— START OF Data to use —

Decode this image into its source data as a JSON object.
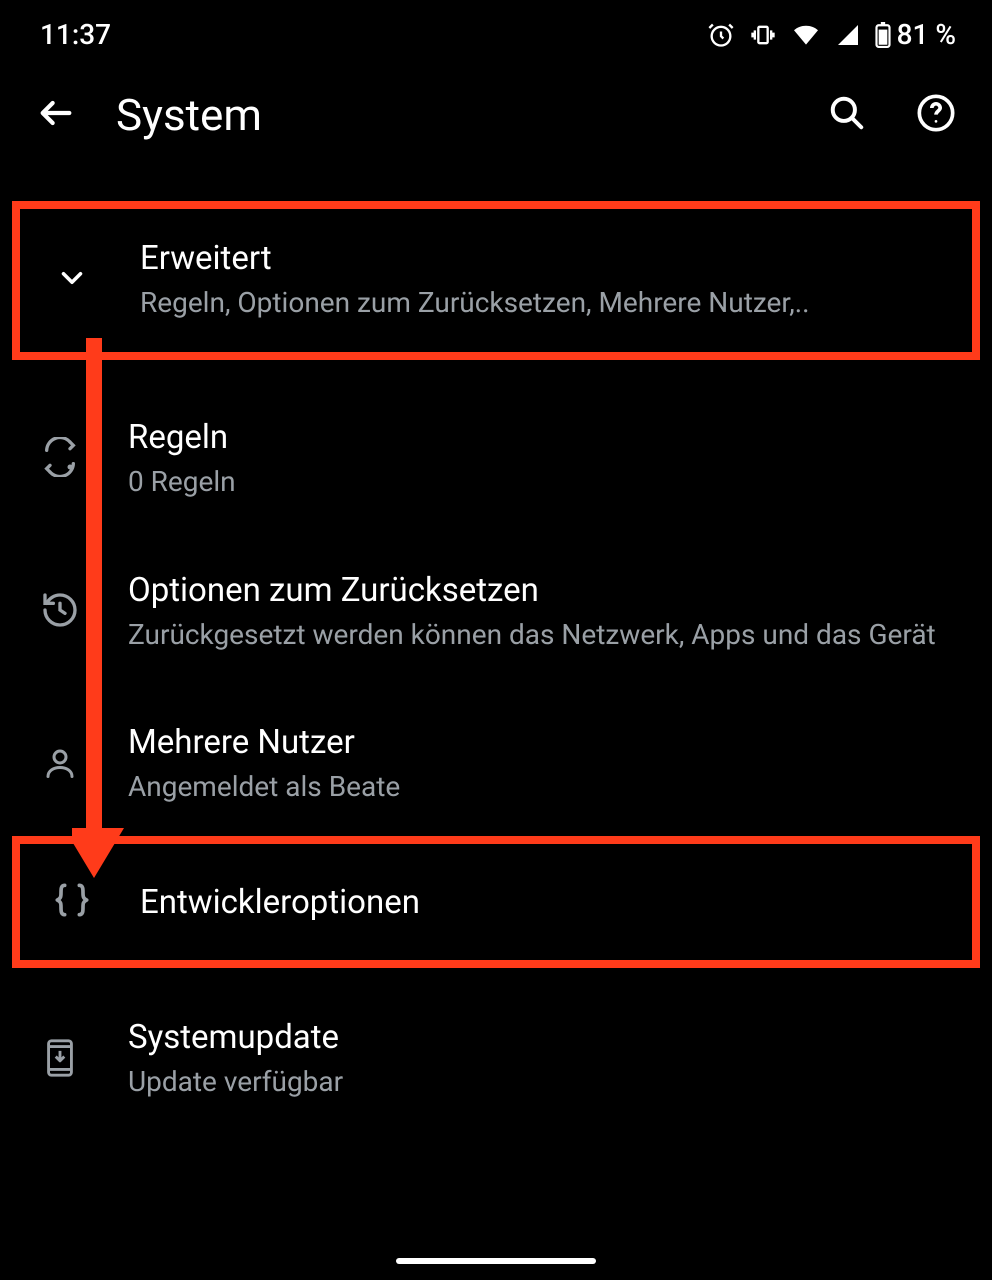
{
  "status": {
    "time": "11:37",
    "battery_text": "81 %"
  },
  "header": {
    "title": "System"
  },
  "items": {
    "advanced": {
      "title": "Erweitert",
      "subtitle": "Regeln, Optionen zum Zurücksetzen, Mehrere Nutzer,.."
    },
    "rules": {
      "title": "Regeln",
      "subtitle": "0 Regeln"
    },
    "reset": {
      "title": "Optionen zum Zurücksetzen",
      "subtitle": "Zurückgesetzt werden können das Netzwerk, Apps und das Gerät"
    },
    "users": {
      "title": "Mehrere Nutzer",
      "subtitle": "Angemeldet als Beate"
    },
    "devopts": {
      "title": "Entwickleroptionen"
    },
    "update": {
      "title": "Systemupdate",
      "subtitle": "Update verfügbar"
    }
  },
  "annotation": {
    "highlight_color": "#ff3b1a"
  }
}
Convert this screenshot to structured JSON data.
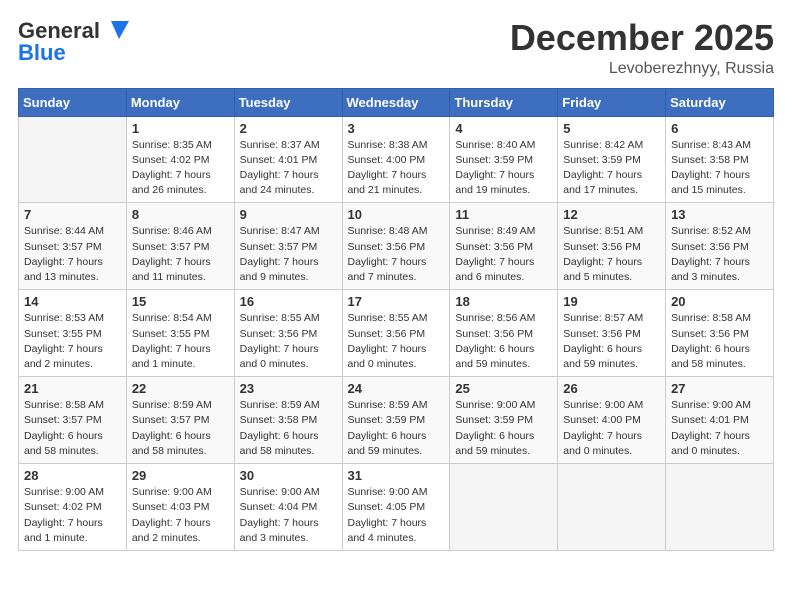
{
  "header": {
    "logo_line1": "General",
    "logo_line2": "Blue",
    "month": "December 2025",
    "location": "Levoberezhnyy, Russia"
  },
  "days_of_week": [
    "Sunday",
    "Monday",
    "Tuesday",
    "Wednesday",
    "Thursday",
    "Friday",
    "Saturday"
  ],
  "weeks": [
    [
      {
        "day": "",
        "info": ""
      },
      {
        "day": "1",
        "info": "Sunrise: 8:35 AM\nSunset: 4:02 PM\nDaylight: 7 hours\nand 26 minutes."
      },
      {
        "day": "2",
        "info": "Sunrise: 8:37 AM\nSunset: 4:01 PM\nDaylight: 7 hours\nand 24 minutes."
      },
      {
        "day": "3",
        "info": "Sunrise: 8:38 AM\nSunset: 4:00 PM\nDaylight: 7 hours\nand 21 minutes."
      },
      {
        "day": "4",
        "info": "Sunrise: 8:40 AM\nSunset: 3:59 PM\nDaylight: 7 hours\nand 19 minutes."
      },
      {
        "day": "5",
        "info": "Sunrise: 8:42 AM\nSunset: 3:59 PM\nDaylight: 7 hours\nand 17 minutes."
      },
      {
        "day": "6",
        "info": "Sunrise: 8:43 AM\nSunset: 3:58 PM\nDaylight: 7 hours\nand 15 minutes."
      }
    ],
    [
      {
        "day": "7",
        "info": "Sunrise: 8:44 AM\nSunset: 3:57 PM\nDaylight: 7 hours\nand 13 minutes."
      },
      {
        "day": "8",
        "info": "Sunrise: 8:46 AM\nSunset: 3:57 PM\nDaylight: 7 hours\nand 11 minutes."
      },
      {
        "day": "9",
        "info": "Sunrise: 8:47 AM\nSunset: 3:57 PM\nDaylight: 7 hours\nand 9 minutes."
      },
      {
        "day": "10",
        "info": "Sunrise: 8:48 AM\nSunset: 3:56 PM\nDaylight: 7 hours\nand 7 minutes."
      },
      {
        "day": "11",
        "info": "Sunrise: 8:49 AM\nSunset: 3:56 PM\nDaylight: 7 hours\nand 6 minutes."
      },
      {
        "day": "12",
        "info": "Sunrise: 8:51 AM\nSunset: 3:56 PM\nDaylight: 7 hours\nand 5 minutes."
      },
      {
        "day": "13",
        "info": "Sunrise: 8:52 AM\nSunset: 3:56 PM\nDaylight: 7 hours\nand 3 minutes."
      }
    ],
    [
      {
        "day": "14",
        "info": "Sunrise: 8:53 AM\nSunset: 3:55 PM\nDaylight: 7 hours\nand 2 minutes."
      },
      {
        "day": "15",
        "info": "Sunrise: 8:54 AM\nSunset: 3:55 PM\nDaylight: 7 hours\nand 1 minute."
      },
      {
        "day": "16",
        "info": "Sunrise: 8:55 AM\nSunset: 3:56 PM\nDaylight: 7 hours\nand 0 minutes."
      },
      {
        "day": "17",
        "info": "Sunrise: 8:55 AM\nSunset: 3:56 PM\nDaylight: 7 hours\nand 0 minutes."
      },
      {
        "day": "18",
        "info": "Sunrise: 8:56 AM\nSunset: 3:56 PM\nDaylight: 6 hours\nand 59 minutes."
      },
      {
        "day": "19",
        "info": "Sunrise: 8:57 AM\nSunset: 3:56 PM\nDaylight: 6 hours\nand 59 minutes."
      },
      {
        "day": "20",
        "info": "Sunrise: 8:58 AM\nSunset: 3:56 PM\nDaylight: 6 hours\nand 58 minutes."
      }
    ],
    [
      {
        "day": "21",
        "info": "Sunrise: 8:58 AM\nSunset: 3:57 PM\nDaylight: 6 hours\nand 58 minutes."
      },
      {
        "day": "22",
        "info": "Sunrise: 8:59 AM\nSunset: 3:57 PM\nDaylight: 6 hours\nand 58 minutes."
      },
      {
        "day": "23",
        "info": "Sunrise: 8:59 AM\nSunset: 3:58 PM\nDaylight: 6 hours\nand 58 minutes."
      },
      {
        "day": "24",
        "info": "Sunrise: 8:59 AM\nSunset: 3:59 PM\nDaylight: 6 hours\nand 59 minutes."
      },
      {
        "day": "25",
        "info": "Sunrise: 9:00 AM\nSunset: 3:59 PM\nDaylight: 6 hours\nand 59 minutes."
      },
      {
        "day": "26",
        "info": "Sunrise: 9:00 AM\nSunset: 4:00 PM\nDaylight: 7 hours\nand 0 minutes."
      },
      {
        "day": "27",
        "info": "Sunrise: 9:00 AM\nSunset: 4:01 PM\nDaylight: 7 hours\nand 0 minutes."
      }
    ],
    [
      {
        "day": "28",
        "info": "Sunrise: 9:00 AM\nSunset: 4:02 PM\nDaylight: 7 hours\nand 1 minute."
      },
      {
        "day": "29",
        "info": "Sunrise: 9:00 AM\nSunset: 4:03 PM\nDaylight: 7 hours\nand 2 minutes."
      },
      {
        "day": "30",
        "info": "Sunrise: 9:00 AM\nSunset: 4:04 PM\nDaylight: 7 hours\nand 3 minutes."
      },
      {
        "day": "31",
        "info": "Sunrise: 9:00 AM\nSunset: 4:05 PM\nDaylight: 7 hours\nand 4 minutes."
      },
      {
        "day": "",
        "info": ""
      },
      {
        "day": "",
        "info": ""
      },
      {
        "day": "",
        "info": ""
      }
    ]
  ]
}
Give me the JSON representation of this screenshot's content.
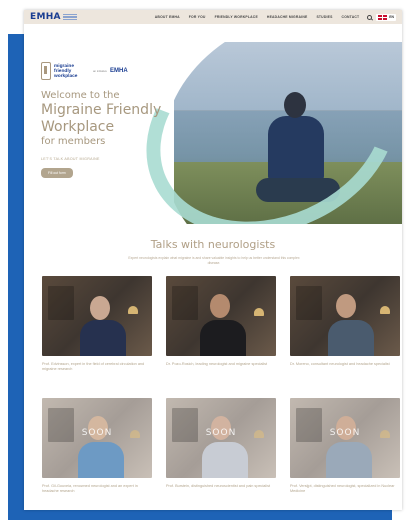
{
  "nav": {
    "logo": "EMHA",
    "links": [
      "ABOUT EMHA",
      "FOR YOU",
      "FRIENDLY WORKPLACE",
      "HEADACHE MIGRAINE",
      "STUDIES",
      "CONTACT"
    ],
    "language": "EN"
  },
  "hero": {
    "program_logo": "migraine friendly workplace",
    "join_text": "an initiative",
    "emha_mark": "EMHA",
    "welcome": "Welcome to the",
    "title": "Migraine Friendly Workplace",
    "subtitle": "for members",
    "tagline": "LET'S TALK ABOUT MIGRAINE",
    "cta": "Fill out form"
  },
  "talks": {
    "title": "Talks with neurologists",
    "subtitle": "Expert neurologists explain what migraine is and share valuable insights to help us better understand this complex disease.",
    "soon_label": "SOON",
    "cards": [
      {
        "caption": "Prof. Edvinsson, expert in the field of cerebral circulation and migraine research"
      },
      {
        "caption": "Dr. Pozo-Rosich, leading neurologist and migraine specialist"
      },
      {
        "caption": "Dr. Moreno, consultant neurologist and headache specialist"
      },
      {
        "caption": "Prof. Gil-Gouveia, renowned neurologist and an expert in headache research"
      },
      {
        "caption": "Prof. Burstein, distinguished neuroscientist and pain specialist"
      },
      {
        "caption": "Prof. Versijpt, distinguished neurologist, specialized in Nuclear Medicine"
      }
    ]
  },
  "colors": {
    "frame_blue": "#1e63b6",
    "brand_navy": "#1a3d91",
    "accent_beige": "#a7987f",
    "swirl_mint": "#a9dcd2"
  }
}
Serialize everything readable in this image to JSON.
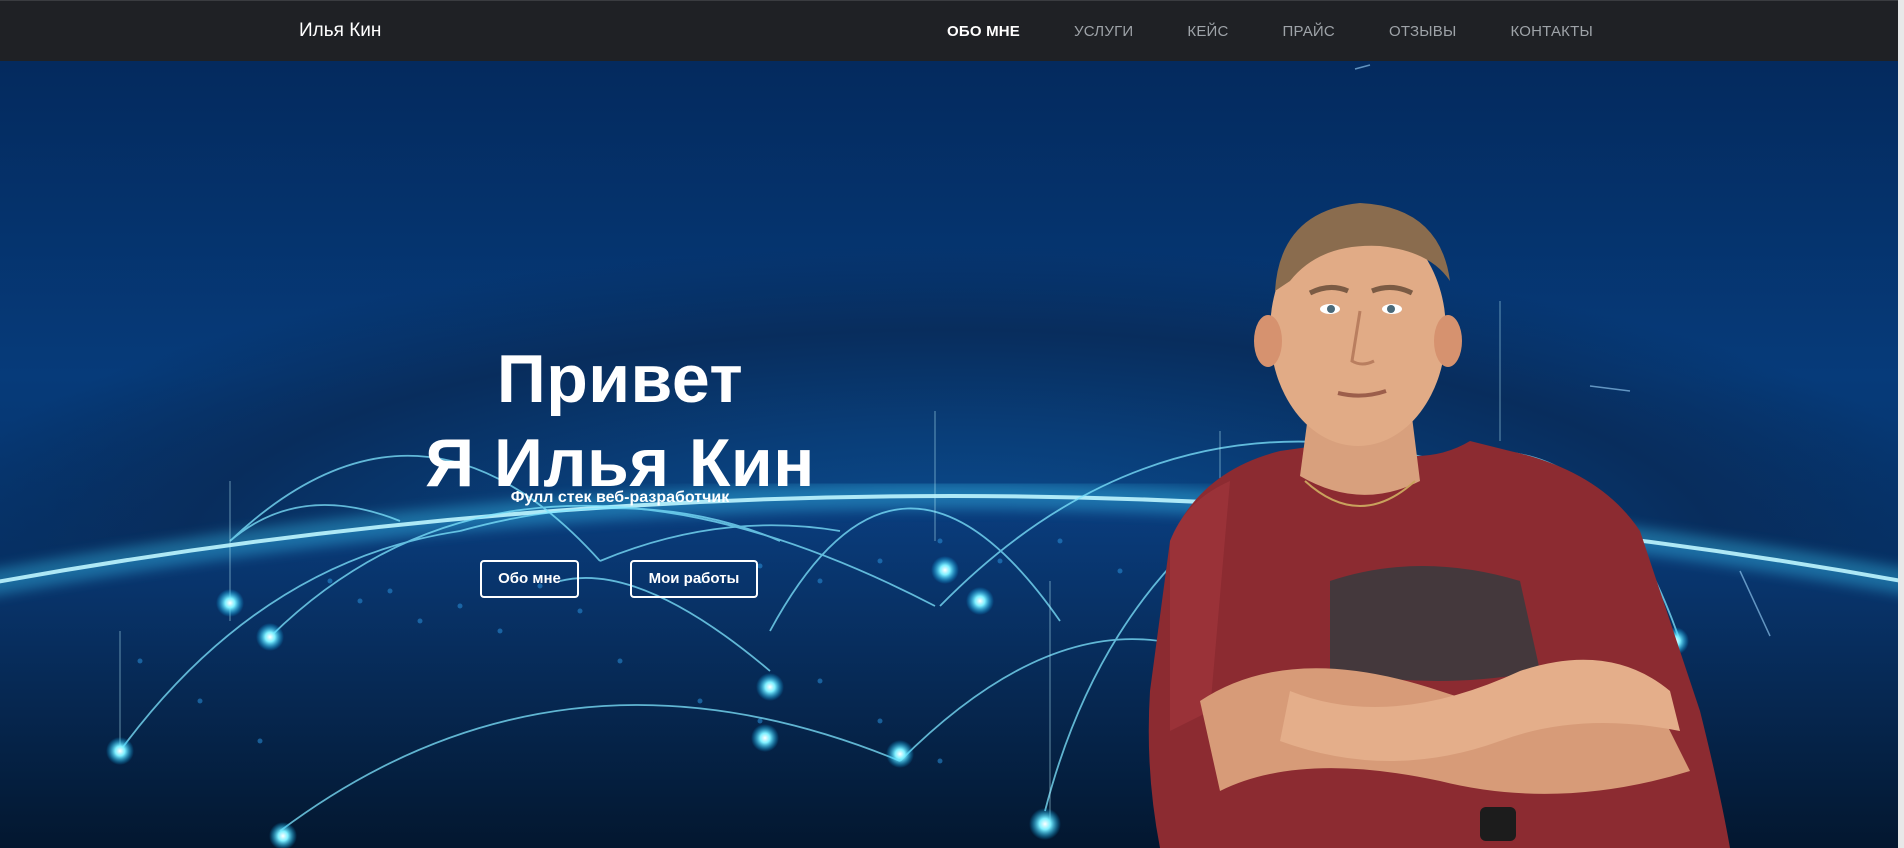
{
  "navbar": {
    "brand": "Илья Кин",
    "items": [
      {
        "label": "ОБО МНЕ",
        "active": true
      },
      {
        "label": "УСЛУГИ",
        "active": false
      },
      {
        "label": "КЕЙС",
        "active": false
      },
      {
        "label": "ПРАЙС",
        "active": false
      },
      {
        "label": "ОТЗЫВЫ",
        "active": false
      },
      {
        "label": "КОНТАКТЫ",
        "active": false
      }
    ]
  },
  "hero": {
    "title_line1": "Привет",
    "title_line2": "Я Илья Кин",
    "subtitle": "Фулл стек веб-разработчик",
    "button_about": "Обо мне",
    "button_works": "Мои работы",
    "background": "globe-network-image",
    "portrait": "person-photo"
  },
  "colors": {
    "navbar_bg": "#1f2125",
    "nav_text": "#9ea3a8",
    "nav_active": "#ffffff",
    "hero_bg": "#063b7a",
    "glow": "#4fd8ff",
    "shirt": "#8a2a30"
  }
}
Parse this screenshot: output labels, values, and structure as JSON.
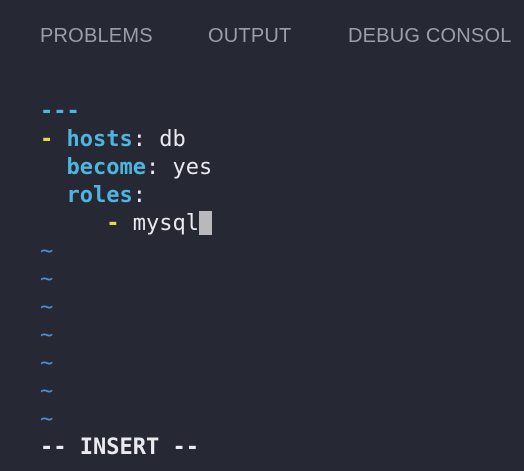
{
  "panel": {
    "tabs": [
      {
        "label": "PROBLEMS"
      },
      {
        "label": "OUTPUT"
      },
      {
        "label": "DEBUG CONSOL"
      }
    ]
  },
  "editor": {
    "doc_start": "---",
    "line1": {
      "dash": "-",
      "key": "hosts",
      "colon": ":",
      "value": "db"
    },
    "line2": {
      "key": "become",
      "colon": ":",
      "value": "yes"
    },
    "line3": {
      "key": "roles",
      "colon": ":"
    },
    "line4": {
      "dash": "-",
      "value": "mysql"
    },
    "tilde": "~",
    "mode": "-- INSERT --"
  },
  "colors": {
    "background": "#262833",
    "key": "#4fb4df",
    "dash": "#e4d94c",
    "tilde": "#4a8fd3",
    "text": "#e9e9ef",
    "tab_text": "#9b9ea8"
  }
}
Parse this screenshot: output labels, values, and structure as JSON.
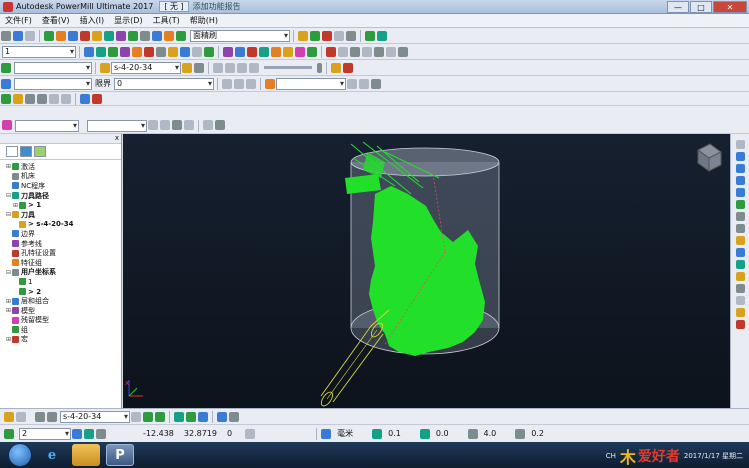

— END OF Data to use —

### Task brief
Print exactly the span of lines that begins with the line containing "Serialize everything readable" and ends with the last line of the listing, with no pictures.

### Correct response
Serialize everything readable in this image to JSON.
{
  "navbar": {
    "brand": "Илья Кин",
    "items": [
      {
        "label": "ОБО МНЕ",
        "active": true
      },
      {
        "label": "УСЛУГИ",
        "active": false
      },
      {
        "label": "КЕЙС",
        "active": false
      },
      {
        "label": "ПРАЙС",
        "active": false
      },
      {
        "label": "ОТЗЫВЫ",
        "active": false
      },
      {
        "label": "КОНТАКТЫ",
        "active": false
      }
    ]
  },
  "hero": {
    "title_line1": "Привет",
    "title_line2": "Я Илья Кин",
    "subtitle": "Фулл стек веб-разработчик",
    "button_about": "Обо мне",
    "button_works": "Мои работы",
    "background": "globe-network-image",
    "portrait": "person-photo"
  },
  "colors": {
    "navbar_bg": "#1f2125",
    "nav_text": "#9ea3a8",
    "nav_active": "#ffffff",
    "hero_bg": "#063b7a",
    "glow": "#4fd8ff",
    "shirt": "#8a2a30"
  }
}
Parse this screenshot: output labels, values, and structure as JSON.
{
  "panel": {
    "tabs": [
      {
        "label": "PROBLEMS"
      },
      {
        "label": "OUTPUT"
      },
      {
        "label": "DEBUG CONSOL"
      }
    ]
  },
  "editor": {
    "doc_start": "---",
    "line1": {
      "dash": "-",
      "key": "hosts",
      "colon": ":",
      "value": "db"
    },
    "line2": {
      "key": "become",
      "colon": ":",
      "value": "yes"
    },
    "line3": {
      "key": "roles",
      "colon": ":"
    },
    "line4": {
      "dash": "-",
      "value": "mysql"
    },
    "tilde": "~",
    "mode": "-- INSERT --"
  },
  "colors": {
    "background": "#262833",
    "key": "#4fb4df",
    "dash": "#e4d94c",
    "tilde": "#4a8fd3",
    "text": "#e9e9ef",
    "tab_text": "#9b9ea8"
  }
}
Parse this screenshot: output labels, values, and structure as JSON.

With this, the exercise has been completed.